__EXTRACTED TEXT__.

----

Do something about your knowledge gaps. Your mistakes and apparent failure to grasp these topics even on the most basic level do not go away by taking cheap shots at me (or “one commenter) or anybody pointing out were you have been mistaken. You have a PhD and every attempt to inform the public therefore comes with a certain responsibility to actually know what you are talking about and to get things right as good as you can. And pertaining to this topic, you are clearly clueless. Silly fake gotchas that just further expose your lack of knowledge don’t score you any points. Do your friggin homework.

Martin wrote:

Please note that you are failing on a highschool level here:Martin, you’re the one looking at that chart and telling me that using a high enough discount rate couldn’t possibly push the average SCC negative. Yes, the average is an average of runs, and more runs turn out negative, the higher the discount rate. That’s what the chart shows.

----

__RECORDS__.

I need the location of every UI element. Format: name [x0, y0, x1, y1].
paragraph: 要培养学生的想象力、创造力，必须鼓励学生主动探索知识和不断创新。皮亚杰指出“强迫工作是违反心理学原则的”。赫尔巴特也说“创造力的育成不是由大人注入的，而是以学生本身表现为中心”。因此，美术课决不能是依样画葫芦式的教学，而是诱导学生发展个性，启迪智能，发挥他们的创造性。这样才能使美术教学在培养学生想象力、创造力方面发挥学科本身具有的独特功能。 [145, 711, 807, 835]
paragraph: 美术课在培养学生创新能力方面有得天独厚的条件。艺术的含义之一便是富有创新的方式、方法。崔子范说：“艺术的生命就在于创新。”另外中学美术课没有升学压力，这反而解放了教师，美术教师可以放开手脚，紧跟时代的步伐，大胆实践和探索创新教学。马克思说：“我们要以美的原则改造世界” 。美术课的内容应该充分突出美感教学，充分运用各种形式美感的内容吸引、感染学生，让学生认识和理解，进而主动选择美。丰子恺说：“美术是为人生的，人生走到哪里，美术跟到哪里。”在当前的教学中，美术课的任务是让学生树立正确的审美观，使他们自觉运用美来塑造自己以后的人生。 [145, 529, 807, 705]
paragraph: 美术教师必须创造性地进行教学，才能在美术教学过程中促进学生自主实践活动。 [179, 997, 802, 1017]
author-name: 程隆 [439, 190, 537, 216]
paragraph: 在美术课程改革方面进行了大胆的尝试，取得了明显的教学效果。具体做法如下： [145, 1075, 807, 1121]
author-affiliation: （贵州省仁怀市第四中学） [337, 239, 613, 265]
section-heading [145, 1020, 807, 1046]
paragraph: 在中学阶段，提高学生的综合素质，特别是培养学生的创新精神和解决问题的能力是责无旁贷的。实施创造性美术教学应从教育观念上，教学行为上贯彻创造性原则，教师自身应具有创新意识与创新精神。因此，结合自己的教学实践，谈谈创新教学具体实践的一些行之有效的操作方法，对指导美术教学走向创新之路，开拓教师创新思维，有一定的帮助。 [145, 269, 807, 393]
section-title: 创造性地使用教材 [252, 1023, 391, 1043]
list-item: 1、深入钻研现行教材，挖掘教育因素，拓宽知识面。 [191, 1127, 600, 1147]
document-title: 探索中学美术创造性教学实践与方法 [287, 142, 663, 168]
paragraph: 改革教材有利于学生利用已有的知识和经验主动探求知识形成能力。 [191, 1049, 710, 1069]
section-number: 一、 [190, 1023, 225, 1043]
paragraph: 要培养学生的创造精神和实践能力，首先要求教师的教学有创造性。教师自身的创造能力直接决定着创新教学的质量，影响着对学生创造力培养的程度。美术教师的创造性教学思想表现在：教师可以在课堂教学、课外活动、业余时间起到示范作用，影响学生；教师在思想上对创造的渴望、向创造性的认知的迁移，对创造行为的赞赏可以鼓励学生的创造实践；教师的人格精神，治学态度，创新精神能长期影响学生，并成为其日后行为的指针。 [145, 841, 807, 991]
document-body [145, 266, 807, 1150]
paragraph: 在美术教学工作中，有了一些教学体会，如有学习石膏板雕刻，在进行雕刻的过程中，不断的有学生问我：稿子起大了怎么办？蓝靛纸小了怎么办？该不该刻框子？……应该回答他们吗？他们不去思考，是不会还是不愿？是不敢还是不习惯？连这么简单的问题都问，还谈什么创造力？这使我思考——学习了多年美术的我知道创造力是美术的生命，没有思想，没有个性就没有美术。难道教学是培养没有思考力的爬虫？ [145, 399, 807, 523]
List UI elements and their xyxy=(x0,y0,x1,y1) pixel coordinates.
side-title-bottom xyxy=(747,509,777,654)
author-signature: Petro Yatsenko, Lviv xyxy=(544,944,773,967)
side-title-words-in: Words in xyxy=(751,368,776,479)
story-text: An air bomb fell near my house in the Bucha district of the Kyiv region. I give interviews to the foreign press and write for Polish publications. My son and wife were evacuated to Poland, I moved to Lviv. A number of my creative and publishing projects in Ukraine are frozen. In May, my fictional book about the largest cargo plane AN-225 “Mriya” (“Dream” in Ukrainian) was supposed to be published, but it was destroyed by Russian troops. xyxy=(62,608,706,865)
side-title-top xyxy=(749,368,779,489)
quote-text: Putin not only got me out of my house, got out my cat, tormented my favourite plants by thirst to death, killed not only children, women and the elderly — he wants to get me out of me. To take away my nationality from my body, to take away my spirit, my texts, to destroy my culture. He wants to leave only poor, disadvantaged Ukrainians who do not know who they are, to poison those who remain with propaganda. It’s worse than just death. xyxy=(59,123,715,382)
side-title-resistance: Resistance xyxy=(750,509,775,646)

----

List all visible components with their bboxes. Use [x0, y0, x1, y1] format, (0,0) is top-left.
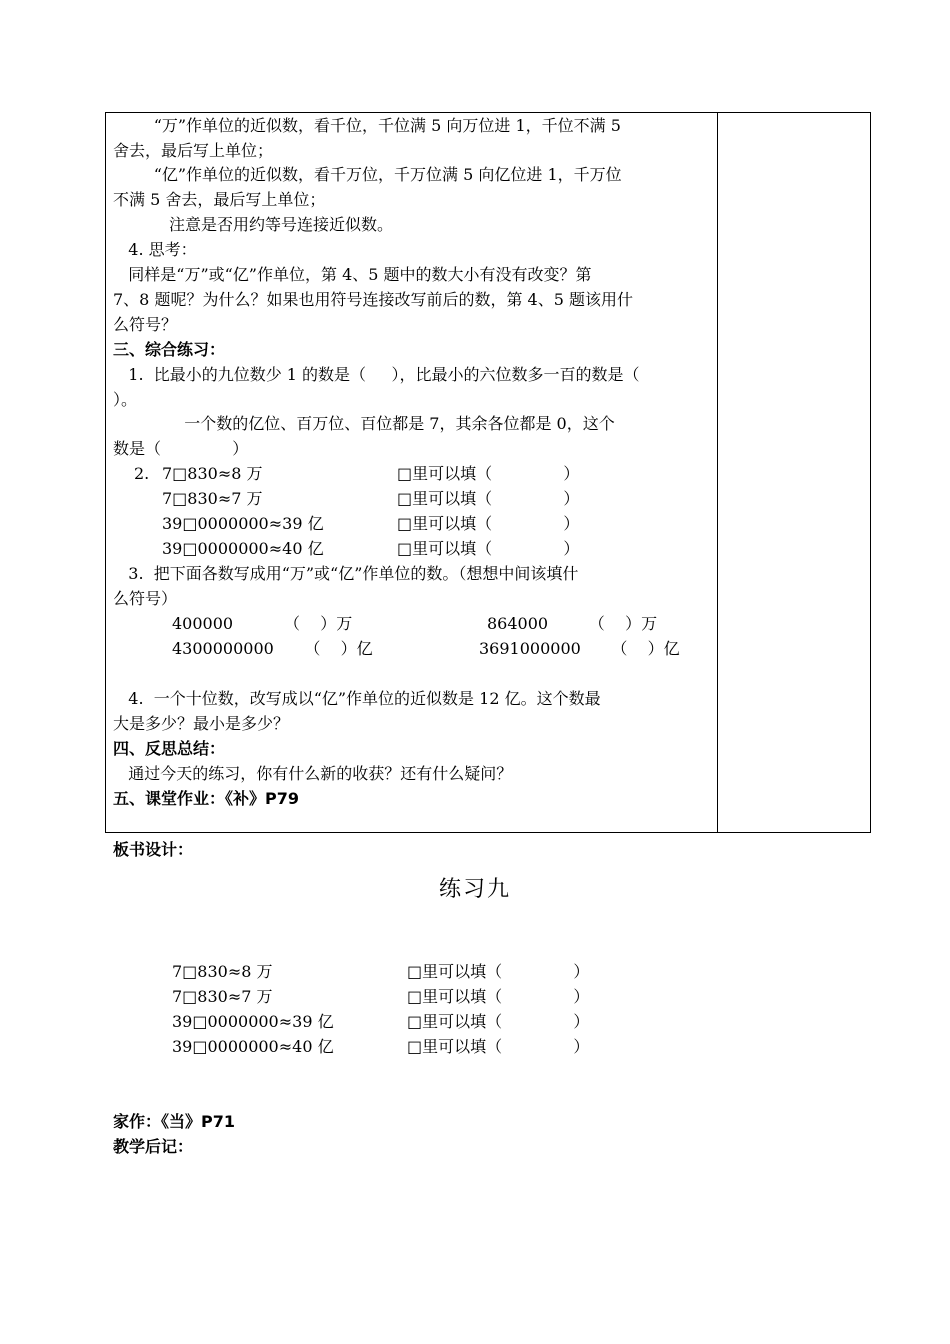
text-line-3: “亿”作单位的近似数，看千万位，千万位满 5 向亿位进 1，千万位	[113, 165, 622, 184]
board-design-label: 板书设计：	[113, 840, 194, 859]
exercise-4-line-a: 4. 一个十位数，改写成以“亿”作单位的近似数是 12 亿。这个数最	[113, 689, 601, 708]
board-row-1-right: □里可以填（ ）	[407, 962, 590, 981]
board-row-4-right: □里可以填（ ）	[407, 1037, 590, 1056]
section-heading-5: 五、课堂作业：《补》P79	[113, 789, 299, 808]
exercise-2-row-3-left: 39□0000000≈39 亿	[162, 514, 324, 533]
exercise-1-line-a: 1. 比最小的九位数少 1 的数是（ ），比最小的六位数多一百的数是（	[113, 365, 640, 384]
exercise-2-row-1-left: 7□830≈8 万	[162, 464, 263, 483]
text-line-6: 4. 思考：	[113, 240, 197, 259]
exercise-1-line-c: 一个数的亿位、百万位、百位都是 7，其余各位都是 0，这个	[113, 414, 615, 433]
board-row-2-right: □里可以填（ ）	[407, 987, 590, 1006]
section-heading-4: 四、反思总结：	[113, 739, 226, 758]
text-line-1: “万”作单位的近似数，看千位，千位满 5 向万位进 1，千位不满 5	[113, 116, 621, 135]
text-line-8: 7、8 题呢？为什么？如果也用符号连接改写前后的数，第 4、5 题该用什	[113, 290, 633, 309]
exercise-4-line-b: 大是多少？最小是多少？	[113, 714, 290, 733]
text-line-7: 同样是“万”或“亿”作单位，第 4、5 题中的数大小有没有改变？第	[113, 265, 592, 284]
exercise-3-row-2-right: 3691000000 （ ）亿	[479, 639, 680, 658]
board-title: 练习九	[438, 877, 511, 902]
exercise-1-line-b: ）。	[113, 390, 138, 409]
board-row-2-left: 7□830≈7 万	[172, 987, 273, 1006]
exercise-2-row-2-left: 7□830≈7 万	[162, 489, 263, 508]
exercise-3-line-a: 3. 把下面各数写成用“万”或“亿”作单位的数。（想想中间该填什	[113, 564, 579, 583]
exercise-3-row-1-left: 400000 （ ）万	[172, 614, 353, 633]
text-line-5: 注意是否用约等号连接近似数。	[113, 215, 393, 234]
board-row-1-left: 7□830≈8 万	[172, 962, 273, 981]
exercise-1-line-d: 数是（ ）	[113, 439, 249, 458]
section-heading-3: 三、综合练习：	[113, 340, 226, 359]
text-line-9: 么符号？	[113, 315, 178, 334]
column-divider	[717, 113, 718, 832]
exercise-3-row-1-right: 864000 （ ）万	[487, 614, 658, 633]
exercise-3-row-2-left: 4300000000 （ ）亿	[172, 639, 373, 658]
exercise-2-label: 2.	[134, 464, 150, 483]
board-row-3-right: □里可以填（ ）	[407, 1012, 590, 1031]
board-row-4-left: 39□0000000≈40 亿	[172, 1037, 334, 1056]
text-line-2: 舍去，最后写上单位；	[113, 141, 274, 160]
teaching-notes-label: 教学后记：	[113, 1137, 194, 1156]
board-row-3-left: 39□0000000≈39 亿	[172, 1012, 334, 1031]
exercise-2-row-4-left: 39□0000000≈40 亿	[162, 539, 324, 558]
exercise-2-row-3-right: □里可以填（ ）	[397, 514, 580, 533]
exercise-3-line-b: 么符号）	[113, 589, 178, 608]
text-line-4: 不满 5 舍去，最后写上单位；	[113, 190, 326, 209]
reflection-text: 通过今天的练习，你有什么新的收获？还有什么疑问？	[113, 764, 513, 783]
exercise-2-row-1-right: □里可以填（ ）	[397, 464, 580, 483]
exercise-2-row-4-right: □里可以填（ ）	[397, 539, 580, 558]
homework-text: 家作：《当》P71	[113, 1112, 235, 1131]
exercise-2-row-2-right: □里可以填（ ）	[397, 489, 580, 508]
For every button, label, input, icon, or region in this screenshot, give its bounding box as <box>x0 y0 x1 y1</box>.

----

Summarize the comment thread excerpt above in two sentences.

The writer tells someone with a PhD to fix their knowledge gaps, saying that cheap shots at critics do not make their mistakes go away, that the degree carries a responsibility to get things right, and that silly fake gotchas only further expose their lack of knowledge. Martin's post says the other side is failing at a high school level and quotes a passage arguing that a high enough discount rate can push the average SCC negative, because the average is taken over runs and more runs turn out negative as the rate rises, which the chart shows.